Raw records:
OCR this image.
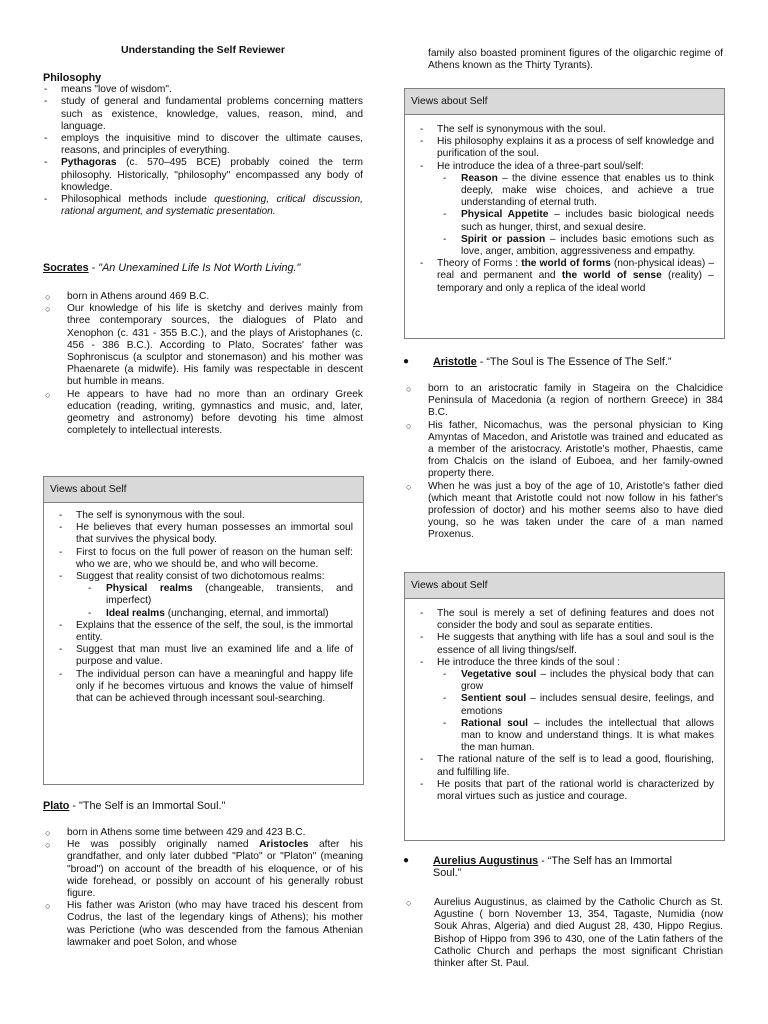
Understanding the Self Reviewer

Philosophy

- means "love of wisdom".
- study of general and fundamental problems concerning matters such as existence, knowledge, values, reason, mind, and language.
- employs the inquisitive mind to discover the ultimate causes, reasons, and principles of everything.
- Pythagoras (c. 570–495 BCE) probably coined the term philosophy. Historically, "philosophy" encompassed any body of knowledge.
- Philosophical methods include questioning, critical discussion, rational argument, and systematic presentation.

Socrates - "An Unexamined Life Is Not Worth Living."

○ born in Athens around 469 B.C.
○ Our knowledge of his life is sketchy and derives mainly from three contemporary sources, the dialogues of Plato and Xenophon (c. 431 - 355 B.C.), and the plays of Aristophanes (c. 456 - 386 B.C.). According to Plato, Socrates' father was Sophroniscus (a sculptor and stonemason) and his mother was Phaenarete (a midwife). His family was respectable in descent but humble in means.
○ He appears to have had no more than an ordinary Greek education (reading, writing, gymnastics and music, and, later, geometry and astronomy) before devoting his time almost completely to intellectual interests.
Views about Self
- The self is synonymous with the soul.
- He believes that every human possesses an immortal soul that survives the physical body.
- First to focus on the full power of reason on the human self: who we are, who we should be, and who will become.
- Suggest that reality consist of two dichotomous realms:
- Physical realms (changeable, transients, and imperfect)
- Ideal realms (unchanging, eternal, and immortal)
- Explains that the essence of the self, the soul, is the immortal entity.
- Suggest that man must live an examined life and a life of purpose and value.
- The individual person can have a meaningful and happy life only if he becomes virtuous and knows the value of himself that can be achieved through incessant soul-searching.

Plato - "The Self is an Immortal Soul."

○ born in Athens some time between 429 and 423 B.C.
○ He was possibly originally named Aristocles after his grandfather, and only later dubbed "Plato" or "Platon" (meaning "broad") on account of the breadth of his eloquence, or of his wide forehead, or possibly on account of his generally robust figure.
○ His father was Ariston (who may have traced his descent from Codrus, the last of the legendary kings of Athens); his mother was Perictione (who was descended from the famous Athenian lawmaker and poet Solon, and whose

family also boasted prominent figures of the oligarchic regime of Athens known as the Thirty Tyrants).

Views about Self
- The self is synonymous with the soul.
- His philosophy explains it as a process of self knowledge and purification of the soul.
- He introduce the idea of a three-part soul/self:
- Reason – the divine essence that enables us to think deeply, make wise choices, and achieve a true understanding of eternal truth.
- Physical Appetite – includes basic biological needs such as hunger, thirst, and sexual desire.
- Spirit or passion – includes basic emotions such as love, anger, ambition, aggressiveness and empathy.
- Theory of Forms : the world of forms (non-physical ideas) – real and permanent and the world of sense (reality) – temporary and only a replica of the ideal world

● Aristotle - “The Soul is The Essence of The Self.”

○ born to an aristocratic family in Stageira on the Chalcidice Peninsula of Macedonia (a region of northern Greece) in 384 B.C.
○ His father, Nicomachus, was the personal physician to King Amyntas of Macedon, and Aristotle was trained and educated as a member of the aristocracy. Aristotle's mother, Phaestis, came from Chalcis on the island of Euboea, and her family-owned property there.
○ When he was just a boy of the age of 10, Aristotle's father died (which meant that Aristotle could not now follow in his father's profession of doctor) and his mother seems also to have died young, so he was taken under the care of a man named Proxenus.
Views about Self
- The soul is merely a set of defining features and does not consider the body and soul as separate entities.
- He suggests that anything with life has a soul and soul is the essence of all living things/self.
- He introduce the three kinds of the soul :
- Vegetative soul – includes the physical body that can grow
- Sentient soul – includes sensual desire, feelings, and emotions
- Rational soul – includes the intellectual that allows man to know and understand things. It is what makes the man human.
- The rational nature of the self is to lead a good, flourishing, and fulfilling life.
- He posits that part of the rational world is characterized by moral virtues such as justice and courage.
●	Aurelius Augustinus - “The Self has an Immortal Soul.”
○ Aurelius Augustinus, as claimed by the Catholic Church as St. Agustine ( born November 13, 354, Tagaste, Numidia (now Souk Ahras, Algeria) and died August 28, 430, Hippo Regius. Bishop of Hippo from 396 to 430, one of the Latin fathers of the Catholic Church and perhaps the most significant Christian thinker after St. Paul.
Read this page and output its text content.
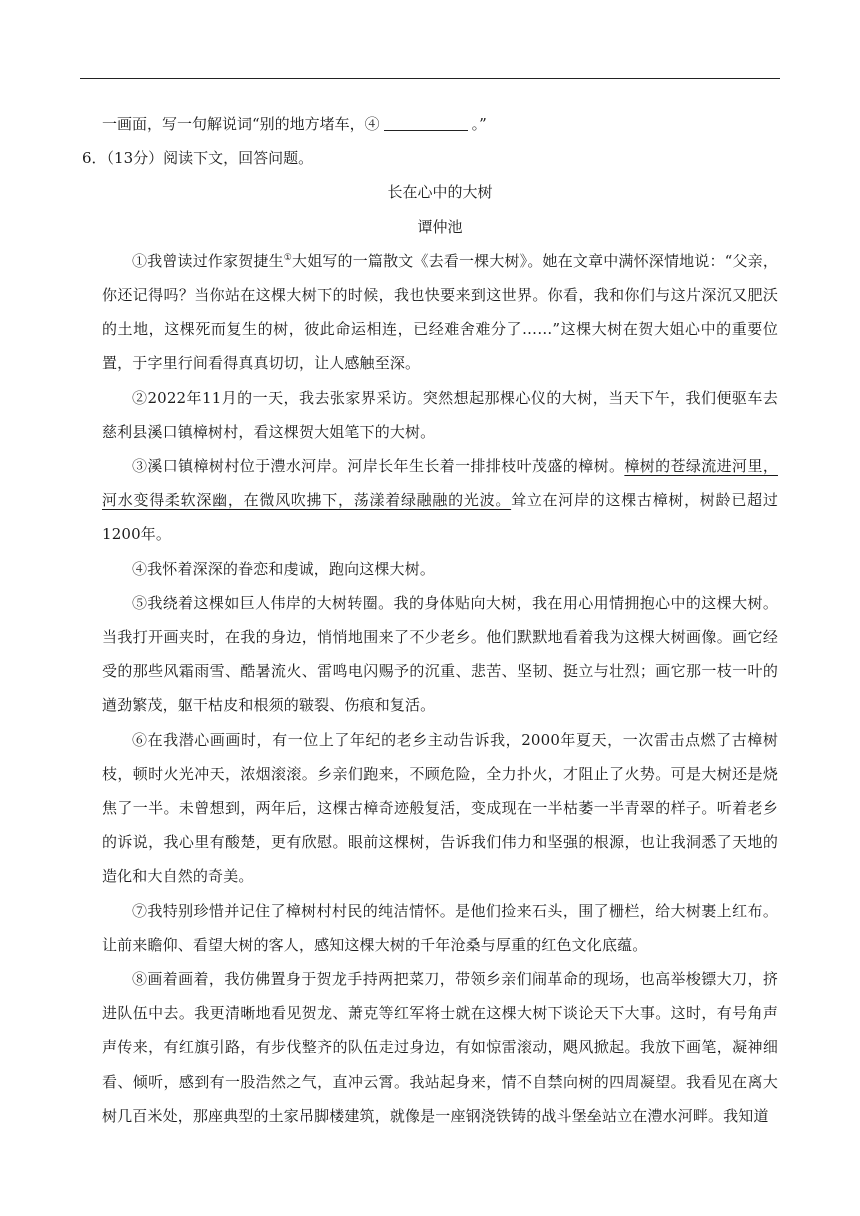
一画面，写一句解说词“别的地方堵车，④	。”

6．（13分）阅读下文，回答问题。

长在心中的大树

谭仲池

①我曾读过作家贺捷生①大姐写的一篇散文《去看一棵大树》。她在文章中满怀深情地说：“父亲，你还记得吗？当你站在这棵大树下的时候，我也快要来到这世界。你看，我和你们与这片深沉又肥沃的土地，这棵死而复生的树，彼此命运相连，已经难舍难分了……”这棵大树在贺大姐心中的重要位置，于字里行间看得真真切切，让人感触至深。

②2022年11月的一天，我去张家界采访。突然想起那棵心仪的大树，当天下午，我们便驱车去慈利县溪口镇樟树村，看这棵贺大姐笔下的大树。

③溪口镇樟树村位于澧水河岸。河岸长年生长着一排排枝叶茂盛的樟树。樟树的苍绿流进河里，河水变得柔软深幽，在微风吹拂下，荡漾着绿融融的光波。耸立在河岸的这棵古樟树，树龄已超过1200年。

④我怀着深深的眷恋和虔诚，跑向这棵大树。

⑤我绕着这棵如巨人伟岸的大树转圈。我的身体贴向大树，我在用心用情拥抱心中的这棵大树。当我打开画夹时，在我的身边，悄悄地围来了不少老乡。他们默默地看着我为这棵大树画像。画它经受的那些风霜雨雪、酷暑流火、雷鸣电闪赐予的沉重、悲苦、坚韧、挺立与壮烈；画它那一枝一叶的遒劲繁茂，躯干枯皮和根须的皲裂、伤痕和复活。

⑥在我潜心画画时，有一位上了年纪的老乡主动告诉我，2000年夏天，一次雷击点燃了古樟树枝，顿时火光冲天，浓烟滚滚。乡亲们跑来，不顾危险，全力扑火，才阻止了火势。可是大树还是烧焦了一半。未曾想到，两年后，这棵古樟奇迹般复活，变成现在一半枯萎一半青翠的样子。听着老乡的诉说，我心里有酸楚，更有欣慰。眼前这棵树，告诉我们伟力和坚强的根源，也让我洞悉了天地的造化和大自然的奇美。

⑦我特别珍惜并记住了樟树村村民的纯洁情怀。是他们捡来石头，围了栅栏，给大树裹上红布。让前来瞻仰、看望大树的客人，感知这棵大树的千年沧桑与厚重的红色文化底蕴。

⑧画着画着，我仿佛置身于贺龙手持两把菜刀，带领乡亲们闹革命的现场，也高举梭镖大刀，挤进队伍中去。我更清晰地看见贺龙、萧克等红军将士就在这棵大树下谈论天下大事。这时，有号角声声传来，有红旗引路，有步伐整齐的队伍走过身边，有如惊雷滚动，飓风掀起。我放下画笔，凝神细看、倾听，感到有一股浩然之气，直冲云霄。我站起身来，情不自禁向树的四周凝望。我看见在离大树几百米处，那座典型的土家吊脚楼建筑，就像是一座钢浇铁铸的战斗堡垒站立在澧水河畔。我知道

WORK TO DO: Each line containing the word "love" counts once; report the total alone.

TASK RESULT: 2